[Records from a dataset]
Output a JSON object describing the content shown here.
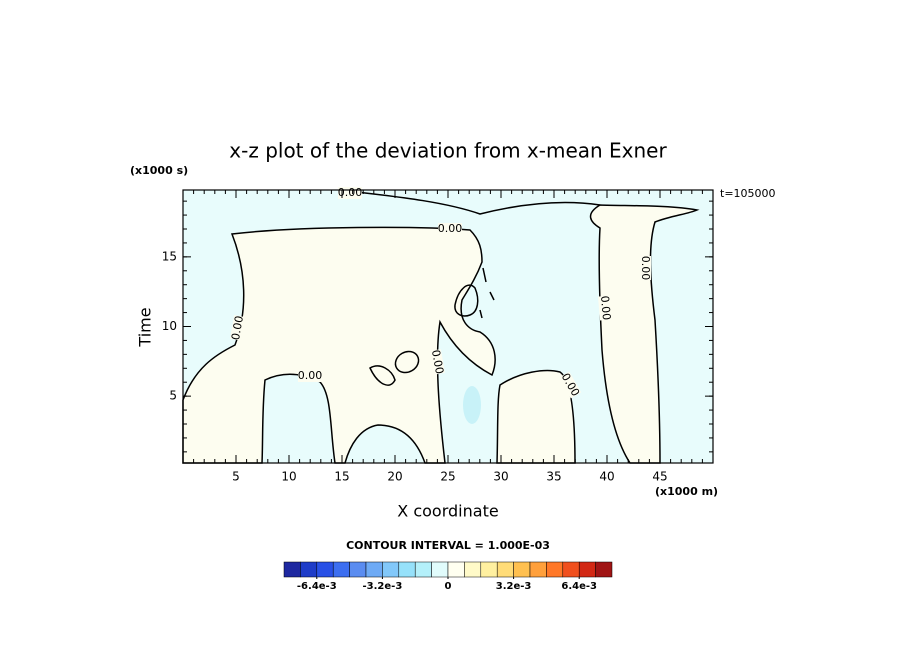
{
  "chart_data": {
    "type": "contour",
    "title": "x-z plot of the deviation from x-mean Exner",
    "x_label": "X coordinate",
    "y_label": "Time",
    "x_unit": "(x1000 m)",
    "y_unit": "(x1000 s)",
    "annotation": "t=105000",
    "xlim": [
      0,
      50
    ],
    "ylim": [
      0.2,
      19.8
    ],
    "xticks": [
      5,
      10,
      15,
      20,
      25,
      30,
      35,
      40,
      45
    ],
    "yticks": [
      5,
      10,
      15
    ],
    "minor_tick_step": 1,
    "contour_labels": [
      "0.00",
      "0.00",
      "0.00",
      "0.00",
      "0.00",
      "0.00",
      "0.00",
      "0.00"
    ],
    "fill_colors": {
      "negative": "#e8fcfc",
      "positive": "#fdfdf0",
      "blob": "#c8f2f8"
    },
    "line_color": "#000000",
    "colorbar": {
      "label": "CONTOUR INTERVAL = 1.000E-03",
      "lim": [
        -0.008,
        0.008
      ],
      "ticks": [
        {
          "value": -0.0064,
          "label": "-6.4e-3"
        },
        {
          "value": -0.0032,
          "label": "-3.2e-3"
        },
        0,
        {
          "value": 0.0032,
          "label": "3.2e-3"
        },
        {
          "value": 0.0064,
          "label": "6.4e-3"
        }
      ],
      "colors": [
        "#1e28a0",
        "#1e3cc8",
        "#2850e6",
        "#3c6ef0",
        "#5a8cf0",
        "#6eaaf5",
        "#82c8fa",
        "#96e1fa",
        "#b4f0fa",
        "#e1fcfc",
        "#fffff0",
        "#fffac8",
        "#fff0a0",
        "#ffdc78",
        "#ffc050",
        "#ffa03c",
        "#ff7828",
        "#f0501e",
        "#d22814",
        "#a01414"
      ]
    }
  }
}
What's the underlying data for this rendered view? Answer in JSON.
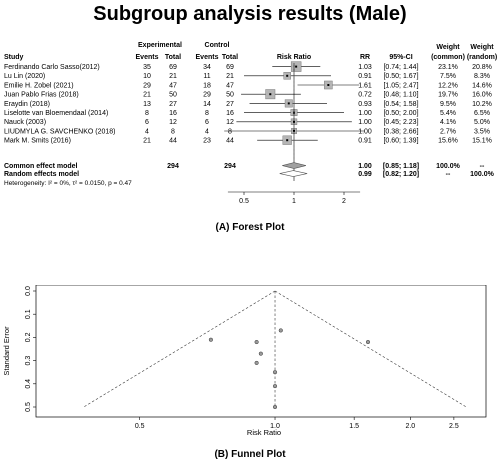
{
  "title": "Subgroup analysis results (Male)",
  "forest": {
    "caption": "(A) Forest Plot",
    "headers": {
      "study": "Study",
      "experimental": "Experimental",
      "control": "Control",
      "events": "Events",
      "total": "Total",
      "risk_ratio": "Risk Ratio",
      "rr": "RR",
      "ci": "95%-CI",
      "weight": "Weight",
      "common": "(common)",
      "random": "(random)"
    },
    "studies": [
      {
        "study": "Ferdinando Carlo Sasso(2012)",
        "e_events": "35",
        "e_total": "69",
        "c_events": "34",
        "c_total": "69",
        "rr": "1.03",
        "ci": "[0.74; 1.44]",
        "w_common": "23.1%",
        "w_random": "20.8%"
      },
      {
        "study": "Lu Lin (2020)",
        "e_events": "10",
        "e_total": "21",
        "c_events": "11",
        "c_total": "21",
        "rr": "0.91",
        "ci": "[0.50; 1.67]",
        "w_common": "7.5%",
        "w_random": "8.3%"
      },
      {
        "study": "Emilie H. Zobel (2021)",
        "e_events": "29",
        "e_total": "47",
        "c_events": "18",
        "c_total": "47",
        "rr": "1.61",
        "ci": "[1.05; 2.47]",
        "w_common": "12.2%",
        "w_random": "14.6%"
      },
      {
        "study": "Juan Pablo Frias (2018)",
        "e_events": "21",
        "e_total": "50",
        "c_events": "29",
        "c_total": "50",
        "rr": "0.72",
        "ci": "[0.48; 1.10]",
        "w_common": "19.7%",
        "w_random": "16.0%"
      },
      {
        "study": "Eraydin (2018)",
        "e_events": "13",
        "e_total": "27",
        "c_events": "14",
        "c_total": "27",
        "rr": "0.93",
        "ci": "[0.54; 1.58]",
        "w_common": "9.5%",
        "w_random": "10.2%"
      },
      {
        "study": "Liselotte van Bloemendaal (2014)",
        "e_events": "8",
        "e_total": "16",
        "c_events": "8",
        "c_total": "16",
        "rr": "1.00",
        "ci": "[0.50; 2.00]",
        "w_common": "5.4%",
        "w_random": "6.5%"
      },
      {
        "study": "Nauck (2003)",
        "e_events": "6",
        "e_total": "12",
        "c_events": "6",
        "c_total": "12",
        "rr": "1.00",
        "ci": "[0.45; 2.23]",
        "w_common": "4.1%",
        "w_random": "5.0%"
      },
      {
        "study": "LIUDMYLA G. SAVCHENKO (2018)",
        "e_events": "4",
        "e_total": "8",
        "c_events": "4",
        "c_total": "8",
        "rr": "1.00",
        "ci": "[0.38; 2.66]",
        "w_common": "2.7%",
        "w_random": "3.5%"
      },
      {
        "study": "Mark M. Smits (2016)",
        "e_events": "21",
        "e_total": "44",
        "c_events": "23",
        "c_total": "44",
        "rr": "0.91",
        "ci": "[0.60; 1.39]",
        "w_common": "15.6%",
        "w_random": "15.1%"
      }
    ],
    "common": {
      "label": "Common effect model",
      "e_total": "294",
      "c_total": "294",
      "rr": "1.00",
      "ci": "[0.85; 1.18]",
      "w_common": "100.0%",
      "w_random": "--"
    },
    "random": {
      "label": "Random effects model",
      "rr": "0.99",
      "ci": "[0.82; 1.20]",
      "w_common": "--",
      "w_random": "100.0%"
    },
    "heterogeneity": "Heterogeneity: I² = 0%, τ² = 0.0150, p = 0.47",
    "axis_ticks": [
      "0.5",
      "1",
      "2"
    ]
  },
  "chart_data": [
    {
      "type": "scatter",
      "title": "Subgroup analysis results (Male)",
      "subtitle": "(A) Forest Plot",
      "xlabel": "Risk Ratio",
      "x_scale": "log",
      "xlim": [
        0.4,
        2.5
      ],
      "x_ticks": [
        0.5,
        1,
        2
      ],
      "categories": [
        "Ferdinando Carlo Sasso(2012)",
        "Lu Lin (2020)",
        "Emilie H. Zobel (2021)",
        "Juan Pablo Frias (2018)",
        "Eraydin (2018)",
        "Liselotte van Bloemendaal (2014)",
        "Nauck (2003)",
        "LIUDMYLA G. SAVCHENKO (2018)",
        "Mark M. Smits (2016)"
      ],
      "rr": [
        1.03,
        0.91,
        1.61,
        0.72,
        0.93,
        1.0,
        1.0,
        1.0,
        0.91
      ],
      "ci_low": [
        0.74,
        0.5,
        1.05,
        0.48,
        0.54,
        0.5,
        0.45,
        0.38,
        0.6
      ],
      "ci_high": [
        1.44,
        1.67,
        2.47,
        1.1,
        1.58,
        2.0,
        2.23,
        2.66,
        1.39
      ],
      "weight_common": [
        23.1,
        7.5,
        12.2,
        19.7,
        9.5,
        5.4,
        4.1,
        2.7,
        15.6
      ],
      "pooled": [
        {
          "model": "Common effect model",
          "rr": 1.0,
          "ci": [
            0.85,
            1.18
          ]
        },
        {
          "model": "Random effects model",
          "rr": 0.99,
          "ci": [
            0.82,
            1.2
          ]
        }
      ]
    },
    {
      "type": "scatter",
      "subtitle": "(B) Funnel Plot",
      "xlabel": "Risk Ratio",
      "ylabel": "Standard Error",
      "x_scale": "log",
      "xlim": [
        0.3,
        2.8
      ],
      "ylim": [
        0.5,
        0.0
      ],
      "y_inverted": true,
      "x_ticks": [
        0.5,
        1.0,
        1.5,
        2.0,
        2.5
      ],
      "x_tick_labels": [
        "0.5",
        "1.0",
        "1.5",
        "2.0",
        "2.5"
      ],
      "y_ticks": [
        0.0,
        0.1,
        0.2,
        0.3,
        0.4,
        0.5
      ],
      "y_tick_labels": [
        "0.0",
        "0.1",
        "0.2",
        "0.3",
        "0.4",
        "0.5"
      ],
      "points": [
        {
          "x": 1.03,
          "y": 0.17
        },
        {
          "x": 0.91,
          "y": 0.31
        },
        {
          "x": 1.61,
          "y": 0.22
        },
        {
          "x": 0.72,
          "y": 0.21
        },
        {
          "x": 0.93,
          "y": 0.27
        },
        {
          "x": 1.0,
          "y": 0.35
        },
        {
          "x": 1.0,
          "y": 0.41
        },
        {
          "x": 1.0,
          "y": 0.5
        },
        {
          "x": 0.91,
          "y": 0.22
        }
      ],
      "pooled_rr": 1.0,
      "grid": false
    }
  ]
}
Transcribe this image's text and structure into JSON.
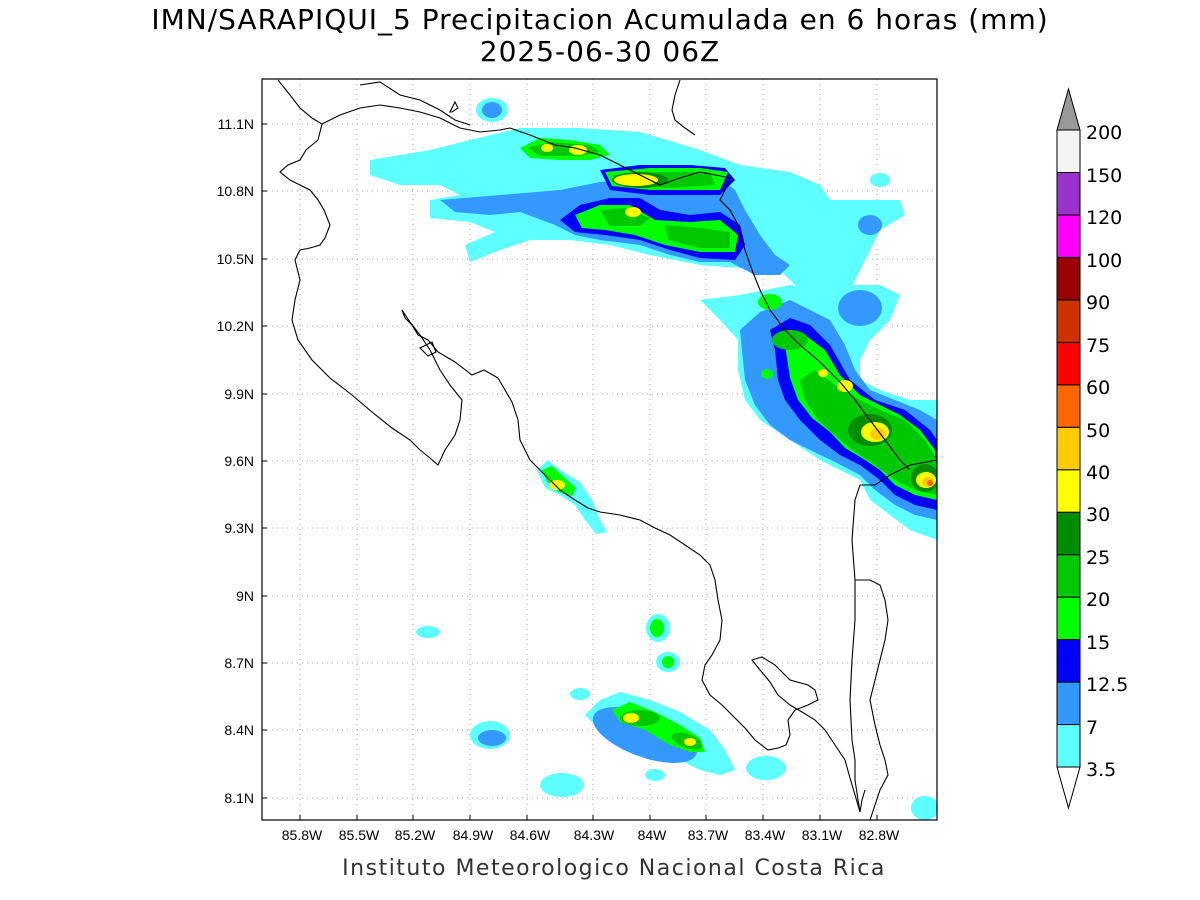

**Work instructions**
Scan the listing above for the word "Liselotte" and copy every line that holds it.

**Written answer**
        "study": "Liselotte van Bloemendaal (2014)",
        "Liselotte van Bloemendaal (2014)",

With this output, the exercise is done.